[Excerpts from a figure dataset]
╔══
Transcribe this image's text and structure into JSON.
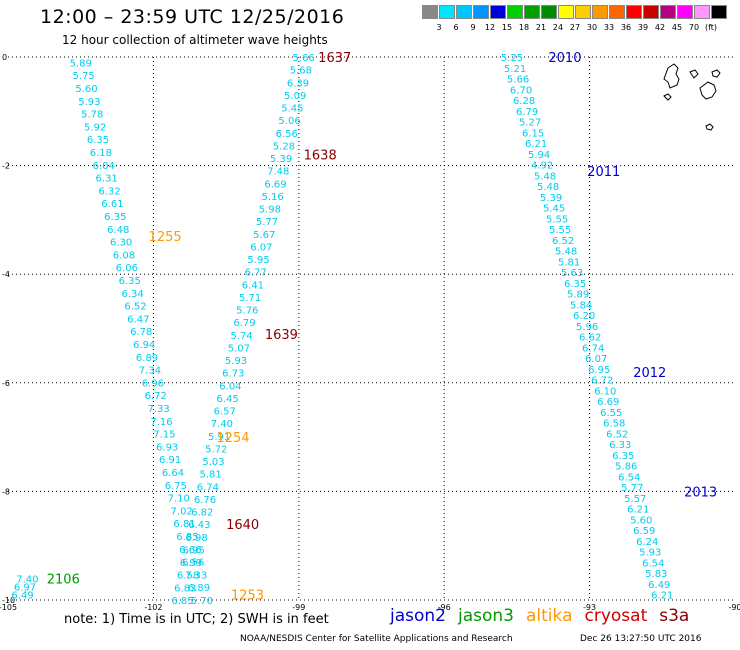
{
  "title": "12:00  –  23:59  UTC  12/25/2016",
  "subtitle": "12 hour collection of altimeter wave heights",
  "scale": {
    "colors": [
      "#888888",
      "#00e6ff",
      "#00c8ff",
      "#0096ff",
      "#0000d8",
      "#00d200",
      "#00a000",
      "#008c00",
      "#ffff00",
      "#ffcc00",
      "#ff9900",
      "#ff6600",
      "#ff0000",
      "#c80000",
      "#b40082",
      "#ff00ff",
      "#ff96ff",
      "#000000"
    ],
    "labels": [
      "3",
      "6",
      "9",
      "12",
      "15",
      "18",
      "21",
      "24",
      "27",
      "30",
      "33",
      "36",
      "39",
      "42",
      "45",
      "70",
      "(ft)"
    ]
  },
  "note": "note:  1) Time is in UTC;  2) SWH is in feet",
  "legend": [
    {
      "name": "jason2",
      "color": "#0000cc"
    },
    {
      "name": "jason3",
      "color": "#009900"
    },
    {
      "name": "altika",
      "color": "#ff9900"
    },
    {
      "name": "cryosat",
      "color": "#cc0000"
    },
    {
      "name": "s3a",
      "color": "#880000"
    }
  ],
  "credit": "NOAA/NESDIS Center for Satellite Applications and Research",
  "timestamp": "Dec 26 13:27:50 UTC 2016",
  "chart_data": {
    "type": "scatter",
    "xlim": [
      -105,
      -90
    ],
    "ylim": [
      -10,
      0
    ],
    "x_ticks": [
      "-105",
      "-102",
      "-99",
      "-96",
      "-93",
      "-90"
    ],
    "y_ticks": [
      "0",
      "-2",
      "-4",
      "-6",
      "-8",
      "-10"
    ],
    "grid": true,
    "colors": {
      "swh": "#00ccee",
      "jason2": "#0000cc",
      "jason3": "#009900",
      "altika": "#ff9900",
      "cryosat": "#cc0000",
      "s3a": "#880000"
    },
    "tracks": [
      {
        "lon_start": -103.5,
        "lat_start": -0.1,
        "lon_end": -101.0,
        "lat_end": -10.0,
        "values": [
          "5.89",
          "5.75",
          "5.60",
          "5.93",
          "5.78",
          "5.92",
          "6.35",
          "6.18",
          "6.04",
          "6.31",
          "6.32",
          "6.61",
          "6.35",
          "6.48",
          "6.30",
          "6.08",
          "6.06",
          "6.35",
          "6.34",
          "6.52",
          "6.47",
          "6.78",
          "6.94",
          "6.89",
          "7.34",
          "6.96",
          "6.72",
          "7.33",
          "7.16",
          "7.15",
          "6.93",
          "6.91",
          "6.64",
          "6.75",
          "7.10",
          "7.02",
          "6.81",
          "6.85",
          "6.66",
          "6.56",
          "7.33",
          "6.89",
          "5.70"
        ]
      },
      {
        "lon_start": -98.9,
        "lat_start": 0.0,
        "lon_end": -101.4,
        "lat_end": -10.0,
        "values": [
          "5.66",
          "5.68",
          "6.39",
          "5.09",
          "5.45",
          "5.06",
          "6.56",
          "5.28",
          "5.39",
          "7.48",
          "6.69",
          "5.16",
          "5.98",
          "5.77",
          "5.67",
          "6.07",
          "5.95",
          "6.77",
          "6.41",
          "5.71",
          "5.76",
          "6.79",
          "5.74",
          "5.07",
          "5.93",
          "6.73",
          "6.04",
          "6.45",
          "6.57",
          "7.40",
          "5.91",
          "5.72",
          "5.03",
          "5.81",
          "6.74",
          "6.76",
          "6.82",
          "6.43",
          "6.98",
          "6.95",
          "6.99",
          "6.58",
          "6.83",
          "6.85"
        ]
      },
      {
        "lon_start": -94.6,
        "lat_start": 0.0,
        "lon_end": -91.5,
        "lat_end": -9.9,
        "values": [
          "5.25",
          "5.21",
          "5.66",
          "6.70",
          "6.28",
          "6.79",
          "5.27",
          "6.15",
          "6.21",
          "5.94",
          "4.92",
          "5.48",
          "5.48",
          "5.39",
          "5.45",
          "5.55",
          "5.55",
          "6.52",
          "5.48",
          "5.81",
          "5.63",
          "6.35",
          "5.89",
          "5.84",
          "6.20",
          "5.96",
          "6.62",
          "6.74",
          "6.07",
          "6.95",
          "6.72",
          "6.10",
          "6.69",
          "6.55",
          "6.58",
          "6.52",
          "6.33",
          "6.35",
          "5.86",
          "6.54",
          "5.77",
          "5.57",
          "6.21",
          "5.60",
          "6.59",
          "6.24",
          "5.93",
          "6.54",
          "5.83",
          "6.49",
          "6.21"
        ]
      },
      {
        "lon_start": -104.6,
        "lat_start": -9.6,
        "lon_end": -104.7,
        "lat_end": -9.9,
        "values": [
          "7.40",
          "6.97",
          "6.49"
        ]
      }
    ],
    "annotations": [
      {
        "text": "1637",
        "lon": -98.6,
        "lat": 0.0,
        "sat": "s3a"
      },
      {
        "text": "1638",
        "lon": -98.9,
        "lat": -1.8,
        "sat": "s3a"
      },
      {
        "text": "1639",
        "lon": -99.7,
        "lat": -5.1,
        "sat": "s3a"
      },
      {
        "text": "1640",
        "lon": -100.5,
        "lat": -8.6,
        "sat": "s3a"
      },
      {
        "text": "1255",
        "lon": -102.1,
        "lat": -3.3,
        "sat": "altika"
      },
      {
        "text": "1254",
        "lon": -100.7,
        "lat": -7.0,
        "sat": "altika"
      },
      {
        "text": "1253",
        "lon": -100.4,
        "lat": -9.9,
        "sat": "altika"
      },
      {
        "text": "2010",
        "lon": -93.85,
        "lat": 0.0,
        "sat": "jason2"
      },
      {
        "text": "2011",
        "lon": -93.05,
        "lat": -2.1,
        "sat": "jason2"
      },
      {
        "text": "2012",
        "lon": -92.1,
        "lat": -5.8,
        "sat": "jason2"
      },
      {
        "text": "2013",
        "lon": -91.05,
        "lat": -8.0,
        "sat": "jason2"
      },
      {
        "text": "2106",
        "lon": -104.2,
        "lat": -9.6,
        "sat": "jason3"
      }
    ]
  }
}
╚══
╔══
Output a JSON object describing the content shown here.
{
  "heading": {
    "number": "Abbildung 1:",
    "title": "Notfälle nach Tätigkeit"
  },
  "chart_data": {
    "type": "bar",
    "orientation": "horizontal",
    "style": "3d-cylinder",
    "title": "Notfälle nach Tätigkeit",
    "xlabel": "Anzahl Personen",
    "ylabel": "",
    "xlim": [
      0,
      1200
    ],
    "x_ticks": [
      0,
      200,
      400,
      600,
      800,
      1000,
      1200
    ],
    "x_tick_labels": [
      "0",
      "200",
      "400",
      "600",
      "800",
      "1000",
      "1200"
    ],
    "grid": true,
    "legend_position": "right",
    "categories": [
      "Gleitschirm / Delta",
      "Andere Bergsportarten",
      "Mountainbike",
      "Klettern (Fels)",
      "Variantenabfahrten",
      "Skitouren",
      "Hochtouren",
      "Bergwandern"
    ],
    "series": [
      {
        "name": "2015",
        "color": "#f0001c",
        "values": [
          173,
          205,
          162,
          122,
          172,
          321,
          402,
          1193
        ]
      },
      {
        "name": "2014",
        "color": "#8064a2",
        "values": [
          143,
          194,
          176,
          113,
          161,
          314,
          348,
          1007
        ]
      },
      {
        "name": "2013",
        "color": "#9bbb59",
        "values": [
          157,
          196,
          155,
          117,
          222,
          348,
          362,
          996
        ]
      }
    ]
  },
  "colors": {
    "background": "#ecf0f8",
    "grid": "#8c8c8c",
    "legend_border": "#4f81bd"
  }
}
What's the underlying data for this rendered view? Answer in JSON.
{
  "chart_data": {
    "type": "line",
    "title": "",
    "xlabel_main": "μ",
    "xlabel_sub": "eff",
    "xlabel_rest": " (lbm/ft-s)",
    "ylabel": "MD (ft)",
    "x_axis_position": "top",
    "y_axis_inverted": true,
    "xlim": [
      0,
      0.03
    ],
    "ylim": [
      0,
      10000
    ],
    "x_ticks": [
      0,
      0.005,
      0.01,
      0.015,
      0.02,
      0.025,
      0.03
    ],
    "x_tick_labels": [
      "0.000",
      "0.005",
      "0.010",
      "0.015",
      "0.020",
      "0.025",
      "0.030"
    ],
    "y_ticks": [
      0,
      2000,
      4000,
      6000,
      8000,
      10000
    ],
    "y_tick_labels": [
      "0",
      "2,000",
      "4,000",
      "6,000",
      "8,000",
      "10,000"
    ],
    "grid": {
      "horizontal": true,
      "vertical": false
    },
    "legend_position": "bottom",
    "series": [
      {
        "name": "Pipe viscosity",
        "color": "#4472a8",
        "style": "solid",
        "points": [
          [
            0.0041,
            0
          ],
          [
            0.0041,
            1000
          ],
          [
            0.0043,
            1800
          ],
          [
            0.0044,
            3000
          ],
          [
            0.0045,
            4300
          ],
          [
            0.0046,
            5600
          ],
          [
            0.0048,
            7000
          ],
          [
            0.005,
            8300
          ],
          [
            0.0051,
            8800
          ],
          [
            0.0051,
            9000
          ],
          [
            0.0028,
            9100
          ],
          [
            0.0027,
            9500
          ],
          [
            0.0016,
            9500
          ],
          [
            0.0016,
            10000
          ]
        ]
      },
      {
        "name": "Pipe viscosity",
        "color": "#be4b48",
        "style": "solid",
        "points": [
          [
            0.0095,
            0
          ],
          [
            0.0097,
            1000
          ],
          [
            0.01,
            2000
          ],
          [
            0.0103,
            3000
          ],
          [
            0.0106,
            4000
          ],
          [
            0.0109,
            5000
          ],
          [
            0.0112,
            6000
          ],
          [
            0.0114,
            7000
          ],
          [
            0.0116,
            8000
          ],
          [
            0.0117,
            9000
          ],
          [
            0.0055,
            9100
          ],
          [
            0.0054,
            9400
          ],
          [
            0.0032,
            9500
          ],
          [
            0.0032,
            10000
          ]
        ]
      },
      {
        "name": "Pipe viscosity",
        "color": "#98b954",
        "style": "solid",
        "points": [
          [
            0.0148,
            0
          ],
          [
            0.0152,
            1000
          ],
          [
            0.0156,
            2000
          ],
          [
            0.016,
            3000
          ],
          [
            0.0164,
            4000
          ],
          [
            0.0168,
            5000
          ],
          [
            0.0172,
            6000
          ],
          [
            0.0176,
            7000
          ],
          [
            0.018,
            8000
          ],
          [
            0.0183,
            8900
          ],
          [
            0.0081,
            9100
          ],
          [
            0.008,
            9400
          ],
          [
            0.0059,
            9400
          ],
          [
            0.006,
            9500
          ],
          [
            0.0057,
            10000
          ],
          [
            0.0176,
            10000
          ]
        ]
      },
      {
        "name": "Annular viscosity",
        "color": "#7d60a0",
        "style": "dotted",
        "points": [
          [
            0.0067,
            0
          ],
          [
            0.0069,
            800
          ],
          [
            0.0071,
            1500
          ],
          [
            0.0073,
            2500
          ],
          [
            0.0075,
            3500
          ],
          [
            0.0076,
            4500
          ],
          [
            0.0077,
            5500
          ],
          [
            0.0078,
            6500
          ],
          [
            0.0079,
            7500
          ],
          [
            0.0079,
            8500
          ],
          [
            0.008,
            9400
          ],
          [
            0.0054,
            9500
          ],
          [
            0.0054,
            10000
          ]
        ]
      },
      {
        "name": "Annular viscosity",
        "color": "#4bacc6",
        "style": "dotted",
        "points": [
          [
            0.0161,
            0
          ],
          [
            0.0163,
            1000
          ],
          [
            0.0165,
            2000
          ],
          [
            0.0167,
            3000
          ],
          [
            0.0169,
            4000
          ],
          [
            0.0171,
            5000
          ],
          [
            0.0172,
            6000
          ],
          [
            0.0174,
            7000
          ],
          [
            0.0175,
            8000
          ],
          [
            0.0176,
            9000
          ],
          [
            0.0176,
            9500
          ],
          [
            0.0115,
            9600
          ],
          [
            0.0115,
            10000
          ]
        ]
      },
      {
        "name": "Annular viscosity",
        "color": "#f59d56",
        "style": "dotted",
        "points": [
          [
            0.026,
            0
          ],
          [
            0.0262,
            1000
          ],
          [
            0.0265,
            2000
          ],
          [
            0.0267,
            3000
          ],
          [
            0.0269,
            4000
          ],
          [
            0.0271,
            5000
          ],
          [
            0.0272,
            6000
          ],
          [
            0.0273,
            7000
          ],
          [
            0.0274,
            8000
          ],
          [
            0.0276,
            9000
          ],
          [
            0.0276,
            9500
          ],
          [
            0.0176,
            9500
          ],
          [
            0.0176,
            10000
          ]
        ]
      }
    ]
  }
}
╚══
_Task prompt_: Identify each line holding the string "Notfälle", and copy it out.

_Complete output_:
    "title": "Notfälle nach Tätigkeit"
    "title": "Notfälle nach Tätigkeit",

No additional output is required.